▶ _TASK DATA_
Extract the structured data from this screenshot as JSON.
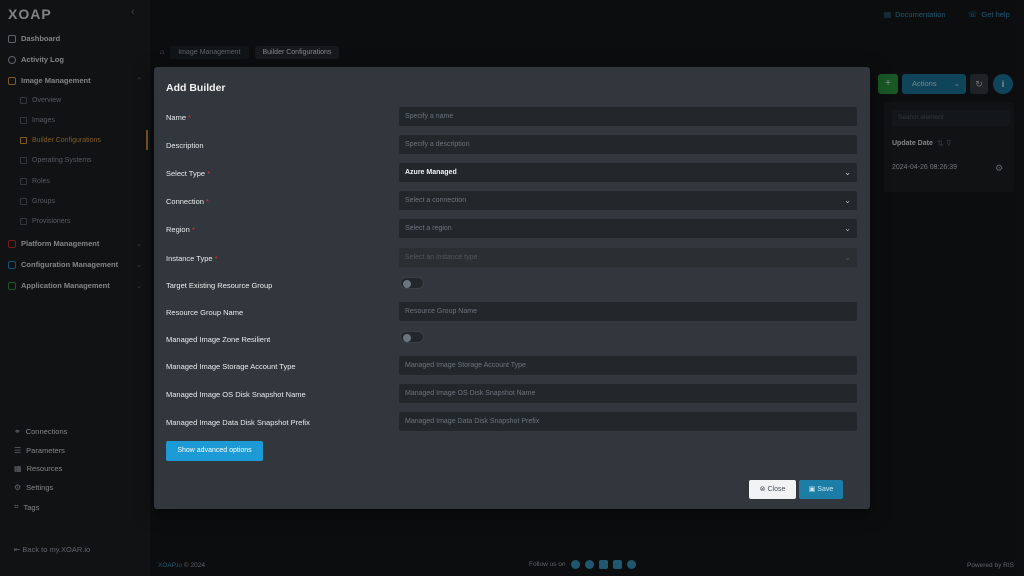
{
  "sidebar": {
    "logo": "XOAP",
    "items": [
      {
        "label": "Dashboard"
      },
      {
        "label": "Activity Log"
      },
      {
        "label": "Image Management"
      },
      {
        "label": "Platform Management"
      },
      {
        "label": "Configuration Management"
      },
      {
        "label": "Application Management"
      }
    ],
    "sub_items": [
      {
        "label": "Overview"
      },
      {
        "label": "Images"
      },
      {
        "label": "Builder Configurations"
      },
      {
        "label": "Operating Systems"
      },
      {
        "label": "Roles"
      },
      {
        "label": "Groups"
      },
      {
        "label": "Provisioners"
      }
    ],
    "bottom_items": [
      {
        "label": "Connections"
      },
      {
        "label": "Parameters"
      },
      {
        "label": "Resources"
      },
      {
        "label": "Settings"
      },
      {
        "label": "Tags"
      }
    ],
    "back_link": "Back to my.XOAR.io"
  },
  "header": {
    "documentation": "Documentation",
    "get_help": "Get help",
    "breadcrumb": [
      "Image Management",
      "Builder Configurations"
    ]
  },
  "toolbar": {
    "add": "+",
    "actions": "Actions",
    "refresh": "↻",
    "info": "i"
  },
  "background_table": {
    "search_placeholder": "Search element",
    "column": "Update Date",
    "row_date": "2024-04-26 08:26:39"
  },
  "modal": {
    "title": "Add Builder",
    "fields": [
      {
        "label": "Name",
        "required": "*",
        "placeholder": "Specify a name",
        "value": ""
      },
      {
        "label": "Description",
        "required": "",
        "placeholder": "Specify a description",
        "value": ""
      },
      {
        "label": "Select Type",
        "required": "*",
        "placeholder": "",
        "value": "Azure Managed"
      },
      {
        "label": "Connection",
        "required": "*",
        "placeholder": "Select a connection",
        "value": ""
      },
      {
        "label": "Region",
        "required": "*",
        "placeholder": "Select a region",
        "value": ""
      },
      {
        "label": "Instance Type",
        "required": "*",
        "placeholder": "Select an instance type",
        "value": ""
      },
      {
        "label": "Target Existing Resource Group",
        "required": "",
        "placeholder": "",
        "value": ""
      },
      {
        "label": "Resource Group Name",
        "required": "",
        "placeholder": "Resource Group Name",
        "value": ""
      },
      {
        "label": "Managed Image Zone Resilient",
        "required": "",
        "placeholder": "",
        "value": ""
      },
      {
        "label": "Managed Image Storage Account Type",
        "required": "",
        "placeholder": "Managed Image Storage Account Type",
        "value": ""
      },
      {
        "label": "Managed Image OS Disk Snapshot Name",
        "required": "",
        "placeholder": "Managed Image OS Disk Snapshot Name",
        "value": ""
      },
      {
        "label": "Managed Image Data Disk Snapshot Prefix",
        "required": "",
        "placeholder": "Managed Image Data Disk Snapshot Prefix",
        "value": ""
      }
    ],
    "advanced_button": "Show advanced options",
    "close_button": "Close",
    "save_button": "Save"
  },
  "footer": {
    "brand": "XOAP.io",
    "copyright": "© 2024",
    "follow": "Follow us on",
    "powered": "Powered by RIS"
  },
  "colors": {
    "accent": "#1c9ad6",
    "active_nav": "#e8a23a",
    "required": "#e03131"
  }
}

---

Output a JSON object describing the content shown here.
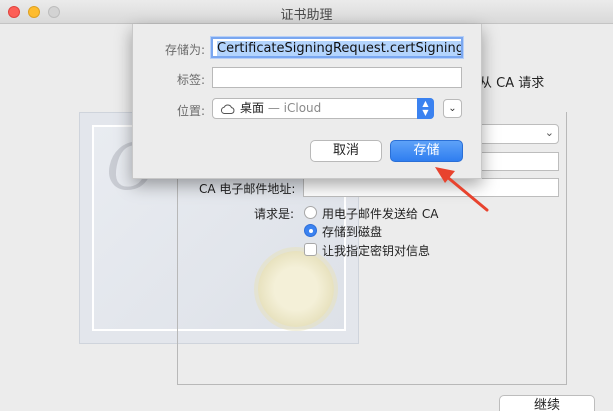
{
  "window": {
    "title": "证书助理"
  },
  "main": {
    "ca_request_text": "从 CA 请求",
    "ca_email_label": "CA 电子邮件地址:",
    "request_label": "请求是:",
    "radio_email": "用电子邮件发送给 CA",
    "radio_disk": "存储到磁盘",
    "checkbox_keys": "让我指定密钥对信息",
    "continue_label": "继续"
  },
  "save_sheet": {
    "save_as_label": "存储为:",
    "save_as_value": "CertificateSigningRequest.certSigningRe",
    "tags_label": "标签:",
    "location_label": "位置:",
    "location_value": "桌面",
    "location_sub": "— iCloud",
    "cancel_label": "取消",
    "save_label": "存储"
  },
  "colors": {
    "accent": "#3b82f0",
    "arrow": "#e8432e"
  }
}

▶ _THE EXERCISE_
Copy every line of the data that holds the string "JSON".

▶ _SOLVED PROBLEM_
Extract the structured data from this screenshot as JSON.
Output a JSON object describing the content shown here.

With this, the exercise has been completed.